= Do this =
Repeat each line of the material exactly.

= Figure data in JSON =
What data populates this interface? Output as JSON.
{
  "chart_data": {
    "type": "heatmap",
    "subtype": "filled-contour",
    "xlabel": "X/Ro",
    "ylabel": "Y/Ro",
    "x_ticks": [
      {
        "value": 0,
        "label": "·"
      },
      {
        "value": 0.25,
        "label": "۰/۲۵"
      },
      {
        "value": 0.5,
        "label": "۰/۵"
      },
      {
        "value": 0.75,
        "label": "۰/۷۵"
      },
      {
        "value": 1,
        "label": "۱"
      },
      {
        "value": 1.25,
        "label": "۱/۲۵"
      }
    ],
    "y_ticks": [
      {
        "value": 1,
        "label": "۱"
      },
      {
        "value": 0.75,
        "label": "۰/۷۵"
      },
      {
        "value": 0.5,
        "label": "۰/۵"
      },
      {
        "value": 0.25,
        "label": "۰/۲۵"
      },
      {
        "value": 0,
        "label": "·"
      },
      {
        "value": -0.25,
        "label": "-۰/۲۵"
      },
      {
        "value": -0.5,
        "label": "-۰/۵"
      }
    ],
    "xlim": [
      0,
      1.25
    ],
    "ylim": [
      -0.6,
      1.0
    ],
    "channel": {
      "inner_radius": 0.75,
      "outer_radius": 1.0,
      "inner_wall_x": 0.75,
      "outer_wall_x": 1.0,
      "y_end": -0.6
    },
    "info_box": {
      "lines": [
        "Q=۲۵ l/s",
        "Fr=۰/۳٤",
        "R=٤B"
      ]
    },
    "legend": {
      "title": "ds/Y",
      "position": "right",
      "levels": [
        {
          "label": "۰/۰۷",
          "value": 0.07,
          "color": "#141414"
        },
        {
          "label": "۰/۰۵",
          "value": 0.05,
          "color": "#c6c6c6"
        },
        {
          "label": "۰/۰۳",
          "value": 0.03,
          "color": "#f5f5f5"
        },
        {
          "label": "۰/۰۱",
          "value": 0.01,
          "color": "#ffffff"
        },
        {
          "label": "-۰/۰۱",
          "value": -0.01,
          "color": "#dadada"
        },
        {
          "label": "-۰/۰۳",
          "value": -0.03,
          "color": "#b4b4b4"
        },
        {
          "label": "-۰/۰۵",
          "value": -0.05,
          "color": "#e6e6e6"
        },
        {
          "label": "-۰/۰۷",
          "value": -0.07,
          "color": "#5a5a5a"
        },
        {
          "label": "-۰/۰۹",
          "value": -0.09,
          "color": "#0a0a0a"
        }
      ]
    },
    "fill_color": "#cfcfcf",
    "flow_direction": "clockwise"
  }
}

= Task answer =
What data populates this interface? Output as JSON.
{
  "chart_data": {
    "type": "heatmap",
    "subtype": "filled-contour",
    "xlabel": "X/Ro",
    "ylabel": "Y/Ro",
    "x_ticks": [
      {
        "value": 0,
        "label": "·"
      },
      {
        "value": 0.25,
        "label": "۰/۲۵"
      },
      {
        "value": 0.5,
        "label": "۰/۵"
      },
      {
        "value": 0.75,
        "label": "۰/۷۵"
      },
      {
        "value": 1,
        "label": "۱"
      },
      {
        "value": 1.25,
        "label": "۱/۲۵"
      }
    ],
    "y_ticks": [
      {
        "value": 1,
        "label": "۱"
      },
      {
        "value": 0.75,
        "label": "۰/۷۵"
      },
      {
        "value": 0.5,
        "label": "۰/۵"
      },
      {
        "value": 0.25,
        "label": "۰/۲۵"
      },
      {
        "value": 0,
        "label": "·"
      },
      {
        "value": -0.25,
        "label": "-۰/۲۵"
      },
      {
        "value": -0.5,
        "label": "-۰/۵"
      }
    ],
    "xlim": [
      0,
      1.25
    ],
    "ylim": [
      -0.6,
      1.0
    ],
    "channel": {
      "inner_radius": 0.75,
      "outer_radius": 1.0,
      "inner_wall_x": 0.75,
      "outer_wall_x": 1.0,
      "y_end": -0.6
    },
    "info_box": {
      "lines": [
        "Q=۲۵ l/s",
        "Fr=۰/۳٤",
        "R=٤B"
      ]
    },
    "legend": {
      "title": "ds/Y",
      "position": "right",
      "levels": [
        {
          "label": "۰/۰۷",
          "value": 0.07,
          "color": "#141414"
        },
        {
          "label": "۰/۰۵",
          "value": 0.05,
          "color": "#c6c6c6"
        },
        {
          "label": "۰/۰۳",
          "value": 0.03,
          "color": "#f5f5f5"
        },
        {
          "label": "۰/۰۱",
          "value": 0.01,
          "color": "#ffffff"
        },
        {
          "label": "-۰/۰۱",
          "value": -0.01,
          "color": "#dadada"
        },
        {
          "label": "-۰/۰۳",
          "value": -0.03,
          "color": "#b4b4b4"
        },
        {
          "label": "-۰/۰۵",
          "value": -0.05,
          "color": "#e6e6e6"
        },
        {
          "label": "-۰/۰۷",
          "value": -0.07,
          "color": "#5a5a5a"
        },
        {
          "label": "-۰/۰۹",
          "value": -0.09,
          "color": "#0a0a0a"
        }
      ]
    },
    "fill_color": "#cfcfcf",
    "flow_direction": "clockwise"
  }
}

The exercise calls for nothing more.